··· Provided entries
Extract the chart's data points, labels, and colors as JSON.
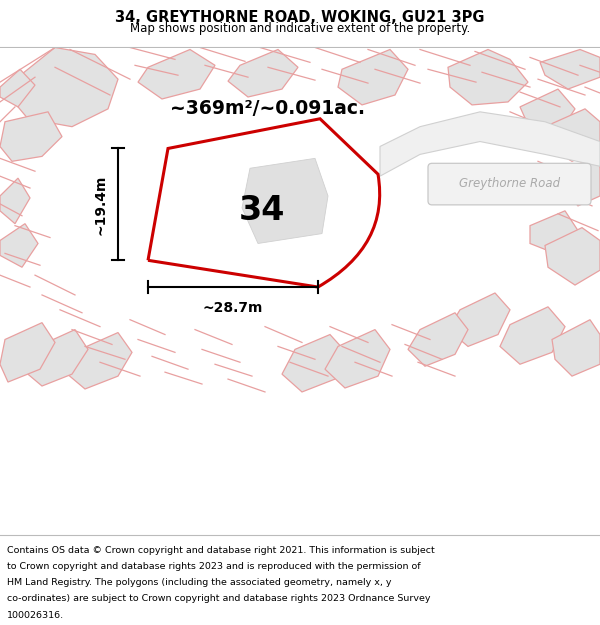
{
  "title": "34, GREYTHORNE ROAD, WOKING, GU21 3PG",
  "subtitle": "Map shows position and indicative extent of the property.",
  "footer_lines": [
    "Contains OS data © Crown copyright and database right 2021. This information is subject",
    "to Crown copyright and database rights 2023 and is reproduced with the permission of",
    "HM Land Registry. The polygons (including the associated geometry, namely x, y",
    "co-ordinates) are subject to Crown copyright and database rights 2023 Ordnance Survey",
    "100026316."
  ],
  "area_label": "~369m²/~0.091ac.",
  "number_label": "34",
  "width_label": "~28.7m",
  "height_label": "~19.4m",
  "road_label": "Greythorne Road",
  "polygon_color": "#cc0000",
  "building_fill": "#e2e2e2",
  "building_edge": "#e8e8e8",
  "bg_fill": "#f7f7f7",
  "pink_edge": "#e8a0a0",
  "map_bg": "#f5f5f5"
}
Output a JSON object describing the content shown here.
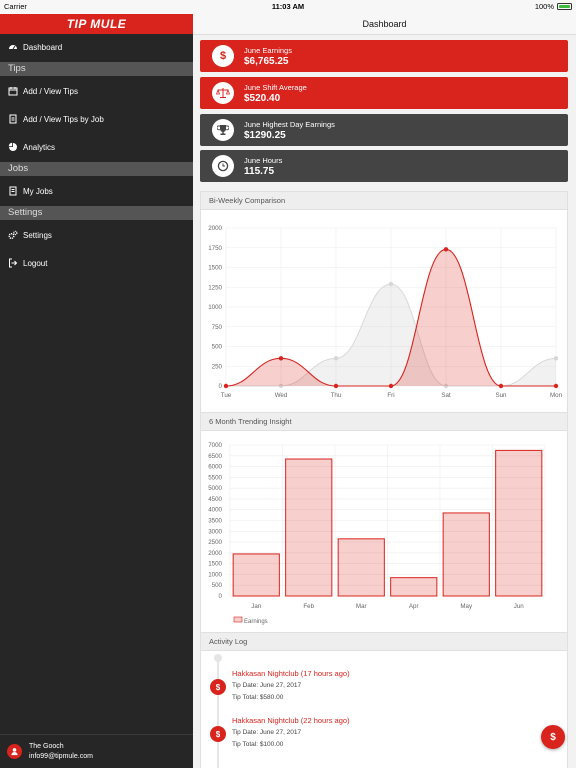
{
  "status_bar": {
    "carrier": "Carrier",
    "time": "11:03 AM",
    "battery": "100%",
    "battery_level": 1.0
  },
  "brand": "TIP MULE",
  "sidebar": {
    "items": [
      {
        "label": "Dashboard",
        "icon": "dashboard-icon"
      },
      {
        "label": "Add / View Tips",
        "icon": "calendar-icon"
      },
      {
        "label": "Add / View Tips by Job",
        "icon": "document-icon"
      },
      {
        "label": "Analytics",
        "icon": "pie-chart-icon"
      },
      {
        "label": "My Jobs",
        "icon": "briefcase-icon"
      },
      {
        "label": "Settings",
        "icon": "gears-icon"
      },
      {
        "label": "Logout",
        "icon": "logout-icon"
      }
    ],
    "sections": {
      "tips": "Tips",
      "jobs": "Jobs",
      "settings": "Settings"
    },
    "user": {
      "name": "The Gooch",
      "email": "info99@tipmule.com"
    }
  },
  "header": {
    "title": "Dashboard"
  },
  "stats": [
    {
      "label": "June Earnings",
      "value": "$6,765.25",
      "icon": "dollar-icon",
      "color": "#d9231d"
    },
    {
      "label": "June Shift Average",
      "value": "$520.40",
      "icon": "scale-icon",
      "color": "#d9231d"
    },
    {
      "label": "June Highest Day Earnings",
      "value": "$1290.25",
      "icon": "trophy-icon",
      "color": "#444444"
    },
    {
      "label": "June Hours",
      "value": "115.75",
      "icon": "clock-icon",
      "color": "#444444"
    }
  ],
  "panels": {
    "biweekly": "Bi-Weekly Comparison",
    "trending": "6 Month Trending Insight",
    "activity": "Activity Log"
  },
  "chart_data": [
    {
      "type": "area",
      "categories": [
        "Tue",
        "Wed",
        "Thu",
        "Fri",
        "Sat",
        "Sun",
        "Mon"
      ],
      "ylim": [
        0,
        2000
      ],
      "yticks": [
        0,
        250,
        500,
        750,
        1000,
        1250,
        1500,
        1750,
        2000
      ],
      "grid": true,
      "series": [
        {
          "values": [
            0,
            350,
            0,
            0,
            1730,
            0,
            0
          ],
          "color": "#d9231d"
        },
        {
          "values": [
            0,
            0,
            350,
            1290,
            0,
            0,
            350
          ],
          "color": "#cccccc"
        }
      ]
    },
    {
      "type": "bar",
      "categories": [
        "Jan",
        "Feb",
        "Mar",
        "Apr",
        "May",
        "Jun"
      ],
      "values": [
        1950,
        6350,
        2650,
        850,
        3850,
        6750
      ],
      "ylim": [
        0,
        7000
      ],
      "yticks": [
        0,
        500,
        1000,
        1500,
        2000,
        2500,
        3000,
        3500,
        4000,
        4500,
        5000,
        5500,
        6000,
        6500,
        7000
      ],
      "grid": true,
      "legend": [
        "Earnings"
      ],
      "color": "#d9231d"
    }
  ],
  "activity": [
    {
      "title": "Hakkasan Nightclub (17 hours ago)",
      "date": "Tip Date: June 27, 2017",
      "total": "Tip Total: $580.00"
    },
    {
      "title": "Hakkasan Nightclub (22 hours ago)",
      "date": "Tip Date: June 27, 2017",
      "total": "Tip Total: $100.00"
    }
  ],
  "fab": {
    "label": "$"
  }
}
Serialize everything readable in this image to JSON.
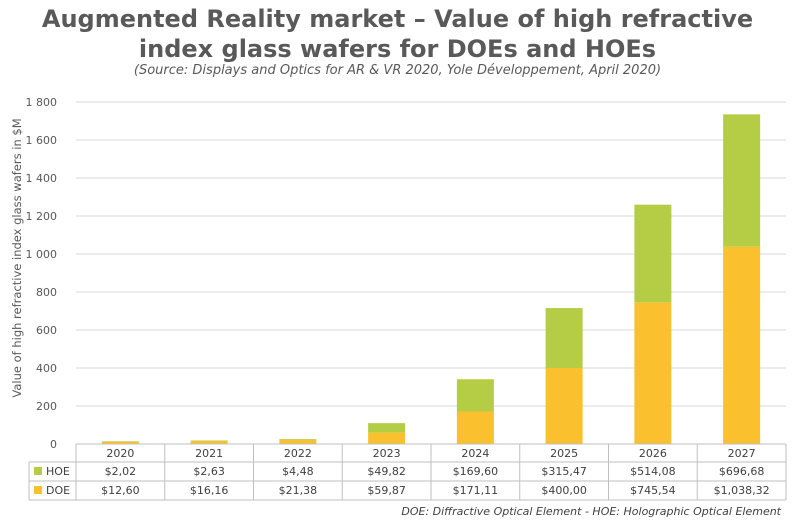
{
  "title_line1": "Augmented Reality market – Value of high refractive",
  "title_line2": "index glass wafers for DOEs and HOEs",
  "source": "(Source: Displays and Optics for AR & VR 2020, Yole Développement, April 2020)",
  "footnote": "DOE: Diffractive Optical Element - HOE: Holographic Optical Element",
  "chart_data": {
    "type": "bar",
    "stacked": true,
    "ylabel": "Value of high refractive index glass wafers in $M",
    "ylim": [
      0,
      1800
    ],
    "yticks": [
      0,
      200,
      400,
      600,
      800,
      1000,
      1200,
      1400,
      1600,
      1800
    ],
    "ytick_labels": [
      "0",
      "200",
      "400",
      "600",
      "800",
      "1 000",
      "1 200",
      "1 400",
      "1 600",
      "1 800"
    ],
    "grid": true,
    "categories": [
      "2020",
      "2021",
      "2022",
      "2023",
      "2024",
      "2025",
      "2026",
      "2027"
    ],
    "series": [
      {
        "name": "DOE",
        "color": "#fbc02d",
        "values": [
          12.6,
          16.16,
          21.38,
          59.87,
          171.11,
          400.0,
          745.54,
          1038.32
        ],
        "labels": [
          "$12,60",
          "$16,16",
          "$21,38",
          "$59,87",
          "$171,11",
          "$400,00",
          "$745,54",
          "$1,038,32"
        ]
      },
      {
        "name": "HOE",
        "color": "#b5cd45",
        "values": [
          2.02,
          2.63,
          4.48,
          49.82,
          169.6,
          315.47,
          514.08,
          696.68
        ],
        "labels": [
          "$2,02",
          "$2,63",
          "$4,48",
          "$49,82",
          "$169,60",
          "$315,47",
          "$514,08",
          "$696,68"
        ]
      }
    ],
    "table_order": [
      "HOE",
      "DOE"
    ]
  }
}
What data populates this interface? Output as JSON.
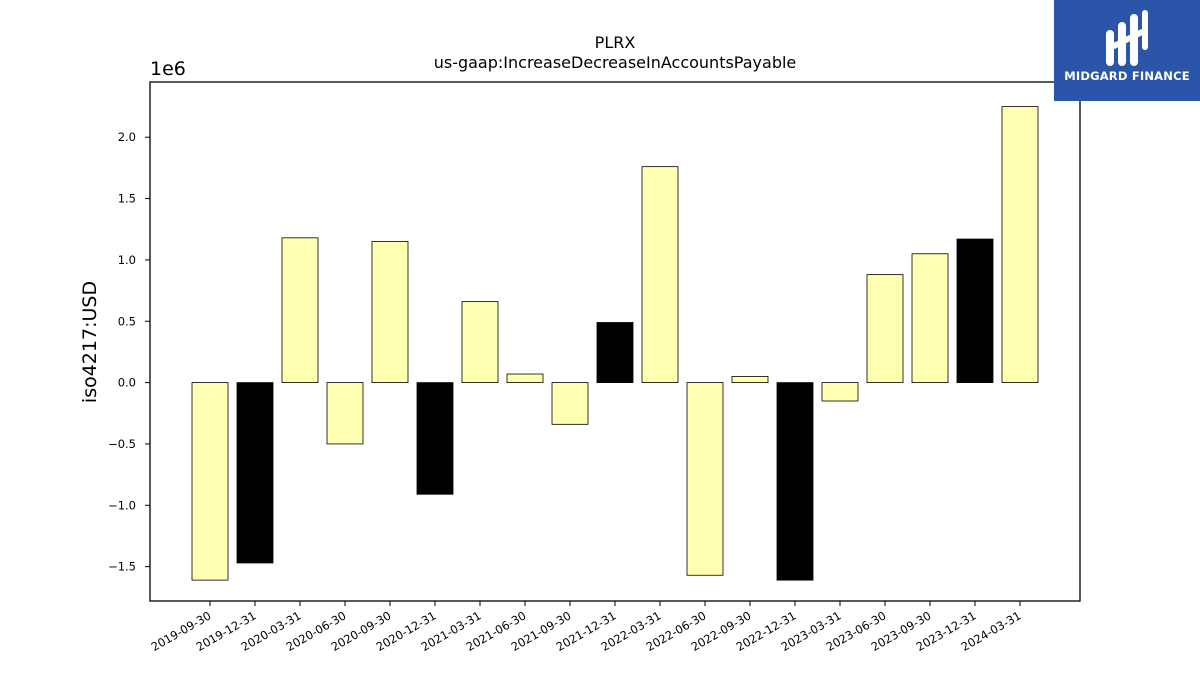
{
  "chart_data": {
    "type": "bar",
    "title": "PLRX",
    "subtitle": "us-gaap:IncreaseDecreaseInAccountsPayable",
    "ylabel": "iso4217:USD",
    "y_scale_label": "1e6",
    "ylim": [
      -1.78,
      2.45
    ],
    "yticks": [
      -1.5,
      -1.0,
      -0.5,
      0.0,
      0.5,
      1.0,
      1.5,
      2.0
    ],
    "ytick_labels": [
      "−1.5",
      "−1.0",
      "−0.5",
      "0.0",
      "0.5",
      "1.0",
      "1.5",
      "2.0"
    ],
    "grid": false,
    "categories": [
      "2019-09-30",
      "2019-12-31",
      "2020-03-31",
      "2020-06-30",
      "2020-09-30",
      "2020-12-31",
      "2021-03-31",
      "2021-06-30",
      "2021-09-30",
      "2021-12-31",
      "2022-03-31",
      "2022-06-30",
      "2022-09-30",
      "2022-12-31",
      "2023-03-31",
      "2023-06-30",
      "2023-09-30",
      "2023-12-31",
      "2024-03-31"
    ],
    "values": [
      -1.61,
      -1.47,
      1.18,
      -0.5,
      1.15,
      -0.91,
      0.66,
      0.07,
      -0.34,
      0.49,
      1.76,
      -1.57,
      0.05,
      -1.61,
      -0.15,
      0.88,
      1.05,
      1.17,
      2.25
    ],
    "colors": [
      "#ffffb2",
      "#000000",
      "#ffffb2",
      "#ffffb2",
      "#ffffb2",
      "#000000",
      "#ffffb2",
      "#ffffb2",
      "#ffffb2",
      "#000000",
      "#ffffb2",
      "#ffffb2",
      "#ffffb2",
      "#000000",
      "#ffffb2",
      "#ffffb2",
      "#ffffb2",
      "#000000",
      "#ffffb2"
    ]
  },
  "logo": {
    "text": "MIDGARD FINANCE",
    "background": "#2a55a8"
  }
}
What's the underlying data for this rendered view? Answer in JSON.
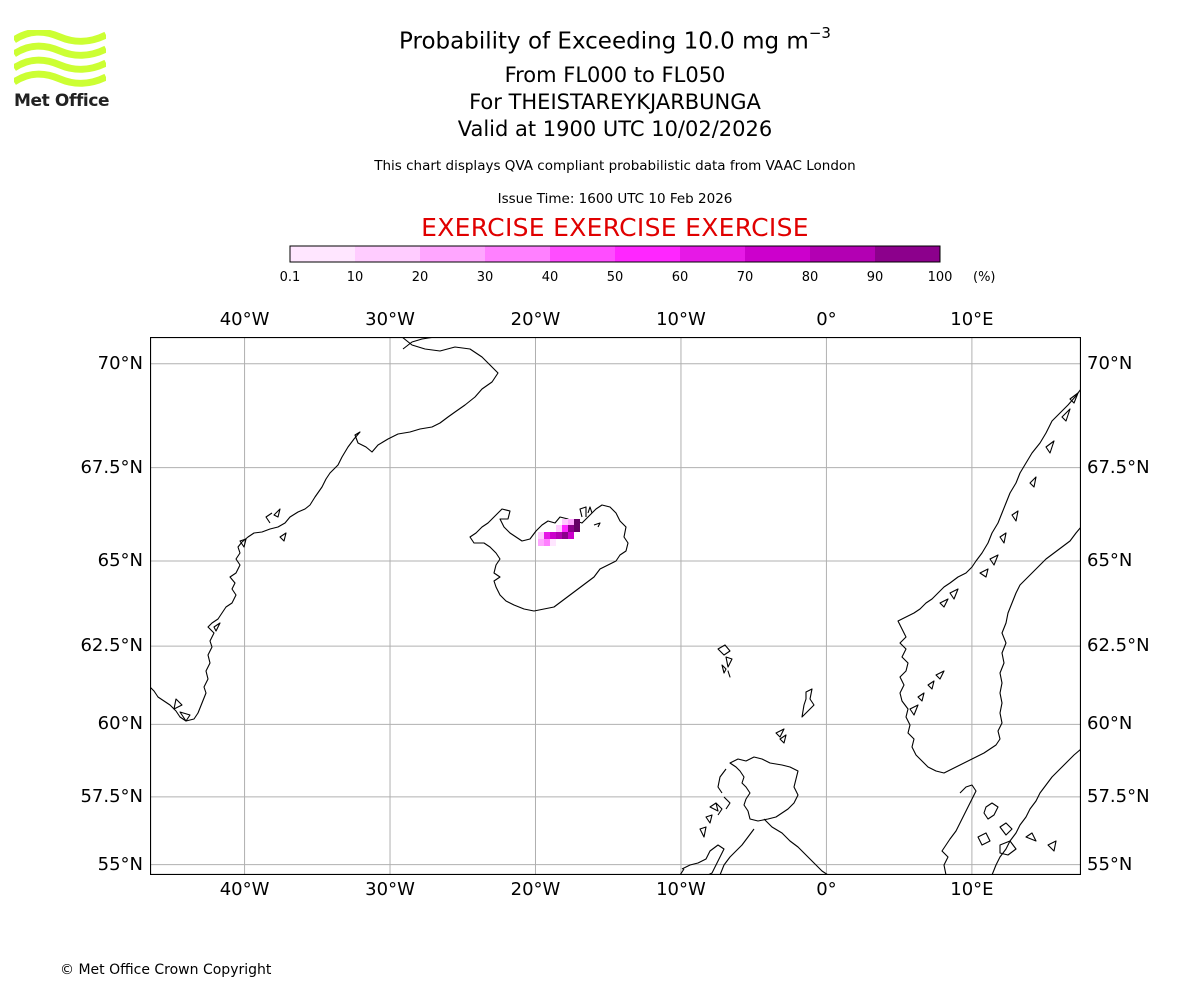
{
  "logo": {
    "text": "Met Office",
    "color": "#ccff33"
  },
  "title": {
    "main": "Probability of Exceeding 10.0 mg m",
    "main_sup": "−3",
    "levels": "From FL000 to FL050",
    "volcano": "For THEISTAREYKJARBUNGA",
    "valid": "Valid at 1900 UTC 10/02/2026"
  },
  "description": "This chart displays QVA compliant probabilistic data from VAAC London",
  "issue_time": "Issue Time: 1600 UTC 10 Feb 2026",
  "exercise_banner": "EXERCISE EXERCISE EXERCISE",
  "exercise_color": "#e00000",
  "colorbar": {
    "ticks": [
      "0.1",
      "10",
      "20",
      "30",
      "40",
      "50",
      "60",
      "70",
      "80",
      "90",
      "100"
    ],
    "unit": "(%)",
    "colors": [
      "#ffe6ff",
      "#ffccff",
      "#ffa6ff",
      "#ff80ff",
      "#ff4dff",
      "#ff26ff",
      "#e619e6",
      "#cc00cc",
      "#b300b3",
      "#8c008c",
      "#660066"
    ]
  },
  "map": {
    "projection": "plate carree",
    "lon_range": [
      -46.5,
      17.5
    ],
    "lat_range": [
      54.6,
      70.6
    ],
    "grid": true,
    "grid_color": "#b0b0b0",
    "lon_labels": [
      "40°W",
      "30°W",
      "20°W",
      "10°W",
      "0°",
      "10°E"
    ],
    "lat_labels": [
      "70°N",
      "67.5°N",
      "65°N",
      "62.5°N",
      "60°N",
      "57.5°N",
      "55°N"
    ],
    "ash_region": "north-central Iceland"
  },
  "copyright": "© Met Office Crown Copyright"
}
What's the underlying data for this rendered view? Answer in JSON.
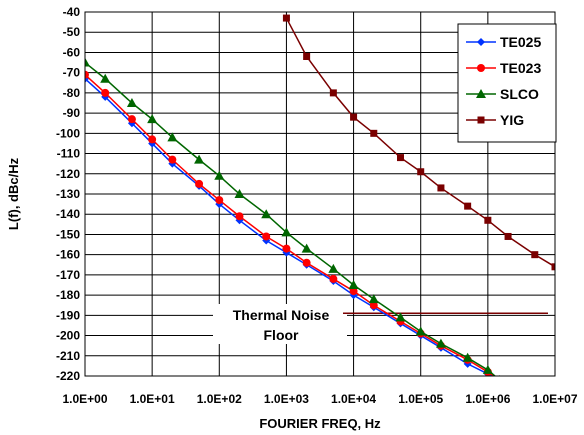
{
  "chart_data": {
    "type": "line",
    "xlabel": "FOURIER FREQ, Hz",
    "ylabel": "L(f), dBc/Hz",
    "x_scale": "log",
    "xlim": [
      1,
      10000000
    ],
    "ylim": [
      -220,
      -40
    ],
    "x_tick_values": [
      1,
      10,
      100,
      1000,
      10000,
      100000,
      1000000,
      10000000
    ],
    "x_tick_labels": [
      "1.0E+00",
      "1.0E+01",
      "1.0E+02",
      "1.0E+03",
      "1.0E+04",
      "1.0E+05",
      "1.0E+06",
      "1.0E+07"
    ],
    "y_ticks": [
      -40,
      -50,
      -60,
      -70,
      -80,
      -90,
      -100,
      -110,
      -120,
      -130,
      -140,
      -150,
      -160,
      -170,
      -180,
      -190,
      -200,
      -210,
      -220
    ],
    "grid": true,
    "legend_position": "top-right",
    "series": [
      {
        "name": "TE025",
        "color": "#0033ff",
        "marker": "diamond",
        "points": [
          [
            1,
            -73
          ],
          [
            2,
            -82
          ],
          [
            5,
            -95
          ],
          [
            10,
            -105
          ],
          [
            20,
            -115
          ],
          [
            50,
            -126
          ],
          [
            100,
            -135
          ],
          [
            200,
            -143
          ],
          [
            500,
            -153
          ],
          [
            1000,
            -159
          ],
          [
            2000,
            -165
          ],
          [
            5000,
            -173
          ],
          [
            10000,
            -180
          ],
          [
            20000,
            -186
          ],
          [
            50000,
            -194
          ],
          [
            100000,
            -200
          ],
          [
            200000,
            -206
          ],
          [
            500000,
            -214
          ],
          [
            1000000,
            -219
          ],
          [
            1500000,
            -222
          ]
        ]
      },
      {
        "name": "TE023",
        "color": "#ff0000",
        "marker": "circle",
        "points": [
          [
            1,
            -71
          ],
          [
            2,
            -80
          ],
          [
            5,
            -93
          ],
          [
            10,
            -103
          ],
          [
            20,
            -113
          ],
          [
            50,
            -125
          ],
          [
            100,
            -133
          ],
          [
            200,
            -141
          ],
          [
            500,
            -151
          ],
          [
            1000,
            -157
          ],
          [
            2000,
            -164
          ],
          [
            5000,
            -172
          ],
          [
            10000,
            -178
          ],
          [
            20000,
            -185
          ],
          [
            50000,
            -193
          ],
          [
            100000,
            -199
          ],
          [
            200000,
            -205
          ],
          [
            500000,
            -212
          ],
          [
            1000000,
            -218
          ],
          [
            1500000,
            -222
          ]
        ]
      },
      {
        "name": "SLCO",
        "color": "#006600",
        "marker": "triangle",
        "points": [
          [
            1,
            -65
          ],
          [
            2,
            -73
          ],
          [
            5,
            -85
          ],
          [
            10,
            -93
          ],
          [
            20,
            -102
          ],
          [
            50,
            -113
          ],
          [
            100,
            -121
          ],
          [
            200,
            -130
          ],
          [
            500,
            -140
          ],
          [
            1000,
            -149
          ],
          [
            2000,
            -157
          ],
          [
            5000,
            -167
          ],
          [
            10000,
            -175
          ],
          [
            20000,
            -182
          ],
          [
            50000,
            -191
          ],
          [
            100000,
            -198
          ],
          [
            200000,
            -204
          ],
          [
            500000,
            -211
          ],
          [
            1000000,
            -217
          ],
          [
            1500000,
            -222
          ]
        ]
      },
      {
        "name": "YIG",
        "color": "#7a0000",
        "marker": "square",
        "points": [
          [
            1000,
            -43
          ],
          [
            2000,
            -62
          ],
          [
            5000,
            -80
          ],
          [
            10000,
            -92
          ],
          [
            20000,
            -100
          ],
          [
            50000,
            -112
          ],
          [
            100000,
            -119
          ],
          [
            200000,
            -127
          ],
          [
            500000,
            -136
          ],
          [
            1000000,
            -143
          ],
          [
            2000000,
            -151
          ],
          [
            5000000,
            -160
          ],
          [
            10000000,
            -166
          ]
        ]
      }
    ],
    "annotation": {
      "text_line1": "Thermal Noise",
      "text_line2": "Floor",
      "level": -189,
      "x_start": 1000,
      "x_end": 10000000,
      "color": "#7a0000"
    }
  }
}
······
__Work to do__: Using the entries above, return each line in which the word "wafers" occurs.

__Answer to this problem__:
  "title_line2": "index glass wafers for DOEs and HOEs",
    "ylabel": "Value of high refractive index glass wafers in $M",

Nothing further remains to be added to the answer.